SEU OBJETIVO: Por favor, extraia o texto sobre o Museu d’Orsay inteiro, palavra por palavra, sem alterar nada.

TEXTO FORNECIDO:
29/09/2014 // Valentina na Cidade Luz

A vitalidade do Museu d’Orsay

Localizado em um dos quartiers mais valorizados de Paris, o Musée d’Orsay é, a meu ver, o único museu parisiense capaz de rivalizar em popularidade com o Louvre. Trata-se de um museu muito novo, inaugurado em 1978, como forma de dar utilidade a uma antiga gare, construída para a Exposição Universal de 1900 (a mesma que legou a Torre Eiffel à cidade), e que estava ameaçada de demolição para a construção de um hotel.

orsay frente

Diferentemente da maioria dos grandes museus (como o “rival” Louvre), que constrói o seu acervo em torno de obras representativas de quase toda a história da arte, o Orsay se concentra em uma única época, compreendida entre a segunda metade do séc. XIX e o começo do séc. XX. Ou seja, trata-se de um museu dedicado a um dos momentos mais profícuos da produção artística mundial, cobrindo movimentos que vão do romantismo ao cubismo. Mas é na coleção impressionista e na neo-impressionista que ele conquista o visitante.

DADOS DE ORIGEM:

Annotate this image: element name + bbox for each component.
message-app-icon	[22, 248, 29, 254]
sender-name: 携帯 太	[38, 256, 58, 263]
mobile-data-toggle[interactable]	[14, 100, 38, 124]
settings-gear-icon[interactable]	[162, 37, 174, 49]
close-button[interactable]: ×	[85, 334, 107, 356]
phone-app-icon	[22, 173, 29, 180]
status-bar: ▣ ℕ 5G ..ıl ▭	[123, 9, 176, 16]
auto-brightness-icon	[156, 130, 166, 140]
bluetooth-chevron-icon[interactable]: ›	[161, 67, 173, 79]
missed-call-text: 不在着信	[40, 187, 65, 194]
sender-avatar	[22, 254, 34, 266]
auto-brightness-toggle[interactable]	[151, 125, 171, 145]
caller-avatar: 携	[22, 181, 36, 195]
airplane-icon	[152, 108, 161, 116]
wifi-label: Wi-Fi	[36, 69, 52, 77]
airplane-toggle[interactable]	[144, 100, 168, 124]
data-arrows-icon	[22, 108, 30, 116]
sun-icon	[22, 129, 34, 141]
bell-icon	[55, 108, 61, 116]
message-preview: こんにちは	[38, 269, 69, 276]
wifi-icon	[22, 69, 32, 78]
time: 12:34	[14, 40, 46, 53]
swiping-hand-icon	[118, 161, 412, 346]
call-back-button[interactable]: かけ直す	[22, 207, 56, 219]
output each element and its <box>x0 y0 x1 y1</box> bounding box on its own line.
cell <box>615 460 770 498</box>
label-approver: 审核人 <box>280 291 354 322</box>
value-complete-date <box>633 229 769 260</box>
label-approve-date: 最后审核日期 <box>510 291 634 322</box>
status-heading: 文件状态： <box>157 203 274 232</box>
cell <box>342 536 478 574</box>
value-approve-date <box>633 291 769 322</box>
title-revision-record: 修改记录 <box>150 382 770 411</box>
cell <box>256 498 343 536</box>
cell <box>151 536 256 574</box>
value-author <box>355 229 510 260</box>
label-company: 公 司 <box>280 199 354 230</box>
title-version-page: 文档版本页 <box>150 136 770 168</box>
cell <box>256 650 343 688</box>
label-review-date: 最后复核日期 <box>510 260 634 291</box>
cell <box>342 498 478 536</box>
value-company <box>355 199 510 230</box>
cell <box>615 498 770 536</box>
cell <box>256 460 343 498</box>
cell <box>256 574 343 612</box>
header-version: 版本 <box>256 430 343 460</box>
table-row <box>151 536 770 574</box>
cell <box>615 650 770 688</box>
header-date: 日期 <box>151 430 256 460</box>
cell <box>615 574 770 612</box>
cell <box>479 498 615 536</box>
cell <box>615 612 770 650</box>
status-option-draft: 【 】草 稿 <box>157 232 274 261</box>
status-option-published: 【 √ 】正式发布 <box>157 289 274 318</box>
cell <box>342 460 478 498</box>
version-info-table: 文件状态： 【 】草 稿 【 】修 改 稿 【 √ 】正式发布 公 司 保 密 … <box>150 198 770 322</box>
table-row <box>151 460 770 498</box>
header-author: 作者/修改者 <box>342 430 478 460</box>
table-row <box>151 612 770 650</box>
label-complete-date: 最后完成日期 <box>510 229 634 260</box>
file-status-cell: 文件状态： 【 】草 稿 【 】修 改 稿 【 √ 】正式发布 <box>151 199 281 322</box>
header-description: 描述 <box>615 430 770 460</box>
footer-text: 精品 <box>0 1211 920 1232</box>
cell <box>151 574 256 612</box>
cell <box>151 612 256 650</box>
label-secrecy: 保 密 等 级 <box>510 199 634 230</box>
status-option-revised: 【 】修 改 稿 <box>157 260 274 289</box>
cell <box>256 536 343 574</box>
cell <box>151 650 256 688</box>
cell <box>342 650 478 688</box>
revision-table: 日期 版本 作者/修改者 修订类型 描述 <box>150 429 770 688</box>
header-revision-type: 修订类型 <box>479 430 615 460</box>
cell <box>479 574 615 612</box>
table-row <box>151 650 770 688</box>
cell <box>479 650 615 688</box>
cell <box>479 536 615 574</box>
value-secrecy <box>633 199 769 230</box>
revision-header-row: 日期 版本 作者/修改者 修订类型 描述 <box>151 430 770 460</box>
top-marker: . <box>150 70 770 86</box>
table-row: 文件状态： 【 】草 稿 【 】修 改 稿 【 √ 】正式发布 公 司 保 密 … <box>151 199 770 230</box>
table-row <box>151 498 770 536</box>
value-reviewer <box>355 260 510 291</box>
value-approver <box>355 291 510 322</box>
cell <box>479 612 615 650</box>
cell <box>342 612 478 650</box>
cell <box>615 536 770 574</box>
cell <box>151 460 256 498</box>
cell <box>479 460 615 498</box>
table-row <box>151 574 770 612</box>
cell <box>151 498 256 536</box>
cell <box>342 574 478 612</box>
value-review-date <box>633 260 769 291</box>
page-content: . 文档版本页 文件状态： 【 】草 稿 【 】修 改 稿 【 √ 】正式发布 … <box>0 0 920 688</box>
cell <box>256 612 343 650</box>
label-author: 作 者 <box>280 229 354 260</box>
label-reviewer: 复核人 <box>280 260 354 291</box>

RESPOSTA ESCRITA:
29/09/2014 // Valentina na Cidade Luz

A vitalidade do Museu d’Orsay

Localizado em um dos quartiers mais valorizados de Paris, o Musée d’Orsay é, a meu ver, o único museu parisiense capaz de rivalizar em popularidade com o Louvre. Trata-se de um museu muito novo, inaugurado em 1978, como forma de dar utilidade a uma antiga gare, construída para a Exposição Universal de 1900 (a mesma que legou a Torre Eiffel à cidade), e que estava ameaçada de demolição para a construção de um hotel.

orsay frente

Diferentemente da maioria dos grandes museus (como o “rival” Louvre), que constrói o seu acervo em torno de obras representativas de quase toda a história da arte, o Orsay se concentra em uma única época, compreendida entre a segunda metade do séc. XIX e o começo do séc. XX. Ou seja, trata-se de um museu dedicado a um dos momentos mais profícuos da produção artística mundial, cobrindo movimentos que vão do romantismo ao cubismo. Mas é na coleção impressionista e na neo-impressionista que ele conquista o visitante.